Problem:
Go through the entries below and pick out every line with "Stari".

::: Supplied information :::

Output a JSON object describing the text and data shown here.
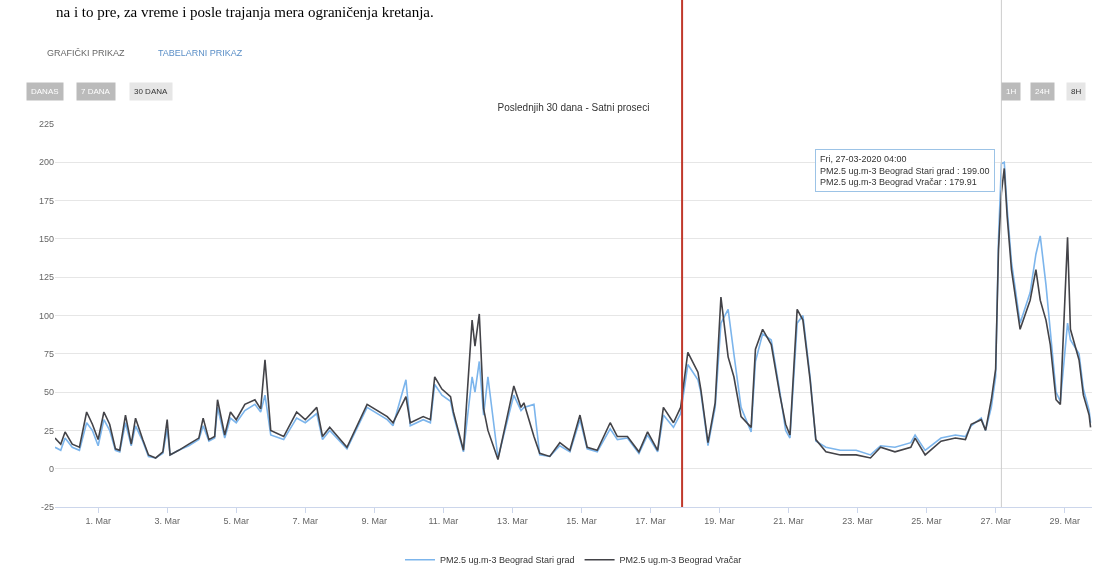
{
  "chart_data": {
    "type": "line",
    "title": "Poslednjih 30 dana - Satni proseci",
    "x": [
      "2020-02-28T18:00",
      "2020-02-28T22:00",
      "2020-02-29T01:00",
      "2020-02-29T06:00",
      "2020-02-29T11:00",
      "2020-02-29T16:00",
      "2020-02-29T20:00",
      "2020-03-01T00:00",
      "2020-03-01T04:00",
      "2020-03-01T08:00",
      "2020-03-01T12:00",
      "2020-03-01T15:00",
      "2020-03-01T19:00",
      "2020-03-01T23:00",
      "2020-03-02T02:00",
      "2020-03-02T07:00",
      "2020-03-02T11:00",
      "2020-03-02T16:00",
      "2020-03-02T21:00",
      "2020-03-03T00:00",
      "2020-03-03T02:00",
      "2020-03-03T08:00",
      "2020-03-03T15:00",
      "2020-03-03T22:00",
      "2020-03-04T01:00",
      "2020-03-04T05:00",
      "2020-03-04T09:00",
      "2020-03-04T11:00",
      "2020-03-04T16:00",
      "2020-03-04T20:00",
      "2020-03-05T00:00",
      "2020-03-05T06:00",
      "2020-03-05T13:00",
      "2020-03-05T17:00",
      "2020-03-05T20:00",
      "2020-03-06T00:00",
      "2020-03-06T09:00",
      "2020-03-06T18:00",
      "2020-03-07T00:00",
      "2020-03-07T08:00",
      "2020-03-07T12:00",
      "2020-03-07T17:00",
      "2020-03-08T05:00",
      "2020-03-08T19:00",
      "2020-03-09T09:00",
      "2020-03-09T13:00",
      "2020-03-09T22:00",
      "2020-03-10T01:00",
      "2020-03-10T10:00",
      "2020-03-10T15:00",
      "2020-03-10T18:00",
      "2020-03-10T23:00",
      "2020-03-11T05:00",
      "2020-03-11T07:00",
      "2020-03-11T14:00",
      "2020-03-11T20:00",
      "2020-03-11T22:00",
      "2020-03-12T01:00",
      "2020-03-12T04:00",
      "2020-03-12T07:00",
      "2020-03-12T14:00",
      "2020-03-13T01:00",
      "2020-03-13T06:00",
      "2020-03-13T08:00",
      "2020-03-13T15:00",
      "2020-03-13T19:00",
      "2020-03-14T02:00",
      "2020-03-14T09:00",
      "2020-03-14T16:00",
      "2020-03-14T23:00",
      "2020-03-15T04:00",
      "2020-03-15T11:00",
      "2020-03-15T20:00",
      "2020-03-16T01:00",
      "2020-03-16T08:00",
      "2020-03-16T16:00",
      "2020-03-16T22:00",
      "2020-03-17T05:00",
      "2020-03-17T09:00",
      "2020-03-17T16:00",
      "2020-03-17T21:00",
      "2020-03-18T02:00",
      "2020-03-18T09:00",
      "2020-03-18T11:00",
      "2020-03-18T16:00",
      "2020-03-18T21:00",
      "2020-03-19T01:00",
      "2020-03-19T06:00",
      "2020-03-19T10:00",
      "2020-03-19T15:00",
      "2020-03-19T22:00",
      "2020-03-20T01:00",
      "2020-03-20T06:00",
      "2020-03-20T12:00",
      "2020-03-20T18:00",
      "2020-03-20T22:00",
      "2020-03-21T01:00",
      "2020-03-21T06:00",
      "2020-03-21T10:00",
      "2020-03-21T15:00",
      "2020-03-21T19:00",
      "2020-03-22T02:00",
      "2020-03-22T12:00",
      "2020-03-22T23:00",
      "2020-03-23T09:00",
      "2020-03-23T16:00",
      "2020-03-24T02:00",
      "2020-03-24T13:00",
      "2020-03-24T16:00",
      "2020-03-24T23:00",
      "2020-03-25T10:00",
      "2020-03-25T20:00",
      "2020-03-26T03:00",
      "2020-03-26T07:00",
      "2020-03-26T14:00",
      "2020-03-26T17:00",
      "2020-03-26T21:00",
      "2020-03-27T00:00",
      "2020-03-27T02:00",
      "2020-03-27T04:00",
      "2020-03-27T06:00",
      "2020-03-27T08:00",
      "2020-03-27T11:00",
      "2020-03-27T17:00",
      "2020-03-28T00:00",
      "2020-03-28T04:00",
      "2020-03-28T07:00",
      "2020-03-28T11:00",
      "2020-03-28T14:00",
      "2020-03-28T18:00",
      "2020-03-28T21:00",
      "2020-03-29T02:00",
      "2020-03-29T04:00",
      "2020-03-29T10:00",
      "2020-03-29T13:00",
      "2020-03-29T17:00",
      "2020-03-29T18:00"
    ],
    "series": [
      {
        "name": "PM2.5 ug.m-3 Beograd Stari grad",
        "color": "#7cb5ec",
        "values": [
          14,
          12,
          20,
          14,
          12,
          30,
          25,
          15,
          32,
          25,
          12,
          11,
          30,
          15,
          28,
          18,
          8,
          7,
          10,
          26,
          9,
          12,
          15,
          19,
          28,
          18,
          20,
          40,
          20,
          33,
          30,
          38,
          42,
          37,
          48,
          22,
          19,
          33,
          30,
          36,
          19,
          25,
          13,
          40,
          32,
          28,
          58,
          28,
          32,
          30,
          55,
          48,
          44,
          35,
          11,
          60,
          50,
          70,
          35,
          60,
          7,
          48,
          38,
          40,
          42,
          9,
          8,
          15,
          11,
          32,
          13,
          11,
          26,
          19,
          20,
          10,
          22,
          11,
          35,
          27,
          36,
          68,
          58,
          50,
          15,
          40,
          95,
          104,
          75,
          40,
          24,
          70,
          88,
          84,
          50,
          25,
          20,
          95,
          100,
          60,
          18,
          14,
          12,
          12,
          9,
          15,
          14,
          17,
          22,
          12,
          20,
          22,
          21,
          28,
          33,
          25,
          40,
          60,
          150,
          199,
          200,
          170,
          135,
          95,
          115,
          140,
          152,
          120,
          90,
          50,
          44,
          95,
          84,
          75,
          52,
          38,
          30
        ]
      },
      {
        "name": "PM2.5 ug.m-3 Beograd Vračar",
        "color": "#434348",
        "values": [
          20,
          16,
          24,
          16,
          14,
          37,
          29,
          19,
          37,
          29,
          13,
          12,
          35,
          16,
          33,
          19,
          9,
          7,
          11,
          32,
          9,
          12,
          16,
          20,
          33,
          19,
          21,
          45,
          22,
          37,
          32,
          42,
          45,
          39,
          71,
          25,
          21,
          37,
          32,
          40,
          21,
          27,
          14,
          42,
          34,
          30,
          47,
          30,
          34,
          32,
          60,
          52,
          47,
          37,
          12,
          97,
          80,
          101,
          39,
          25,
          6,
          54,
          40,
          43,
          21,
          10,
          8,
          17,
          12,
          35,
          14,
          12,
          30,
          21,
          21,
          11,
          24,
          12,
          40,
          30,
          40,
          76,
          63,
          52,
          17,
          43,
          112,
          73,
          60,
          34,
          27,
          78,
          91,
          81,
          48,
          29,
          22,
          104,
          97,
          58,
          19,
          11,
          9,
          9,
          7,
          14,
          11,
          14,
          20,
          9,
          18,
          20,
          19,
          29,
          32,
          25,
          45,
          65,
          143,
          180,
          196,
          165,
          130,
          91,
          110,
          130,
          110,
          97,
          81,
          45,
          42,
          151,
          91,
          71,
          48,
          35,
          27
        ]
      }
    ],
    "xlim": [
      "2020-02-28T18:00",
      "2020-03-29T19:00"
    ],
    "xticks": [
      {
        "value": "2020-03-01",
        "label": "1. Mar"
      },
      {
        "value": "2020-03-03",
        "label": "3. Mar"
      },
      {
        "value": "2020-03-05",
        "label": "5. Mar"
      },
      {
        "value": "2020-03-07",
        "label": "7. Mar"
      },
      {
        "value": "2020-03-09",
        "label": "9. Mar"
      },
      {
        "value": "2020-03-11",
        "label": "11. Mar"
      },
      {
        "value": "2020-03-13",
        "label": "13. Mar"
      },
      {
        "value": "2020-03-15",
        "label": "15. Mar"
      },
      {
        "value": "2020-03-17",
        "label": "17. Mar"
      },
      {
        "value": "2020-03-19",
        "label": "19. Mar"
      },
      {
        "value": "2020-03-21",
        "label": "21. Mar"
      },
      {
        "value": "2020-03-23",
        "label": "23. Mar"
      },
      {
        "value": "2020-03-25",
        "label": "25. Mar"
      },
      {
        "value": "2020-03-27",
        "label": "27. Mar"
      },
      {
        "value": "2020-03-29",
        "label": "29. Mar"
      }
    ],
    "ylim": [
      -25,
      225
    ],
    "yticks": [
      -25,
      0,
      25,
      50,
      75,
      100,
      125,
      150,
      175,
      200,
      225
    ],
    "grid": "y",
    "legend": "bottom",
    "marker": "none",
    "line_style": "solid",
    "ref_lines": [
      {
        "axis": "x",
        "value": "2020-03-17T22:00",
        "label": null,
        "color": "#c0392b"
      },
      {
        "axis": "x",
        "value": "2020-03-27T04:00",
        "label": null,
        "color": "#cccccc"
      }
    ],
    "annotations": [
      "na i to pre, za vreme i posle trajanja mera ograničenja kretanja.",
      "GRAFIČKI PRIKAZ",
      "TABELARNI PRIKAZ",
      "DANAS",
      "7 DANA",
      "30 DANA",
      "1H",
      "24H",
      "8H",
      {
        "text": "Fri, 27-03-2020 04:00\nPM2.5 ug.m-3 Beograd Stari grad : 199.00\nPM2.5 ug.m-3 Beograd Vračar : 179.91",
        "x": "2020-03-27T04:00",
        "y": 180
      }
    ]
  }
}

:::

The output:
        "name": "PM2.5 ug.m-3 Beograd Stari grad",
        "text": "Fri, 27-03-2020 04:00\nPM2.5 ug.m-3 Beograd Stari grad : 199.00\nPM2.5 ug.m-3 Beograd Vračar : 179.91",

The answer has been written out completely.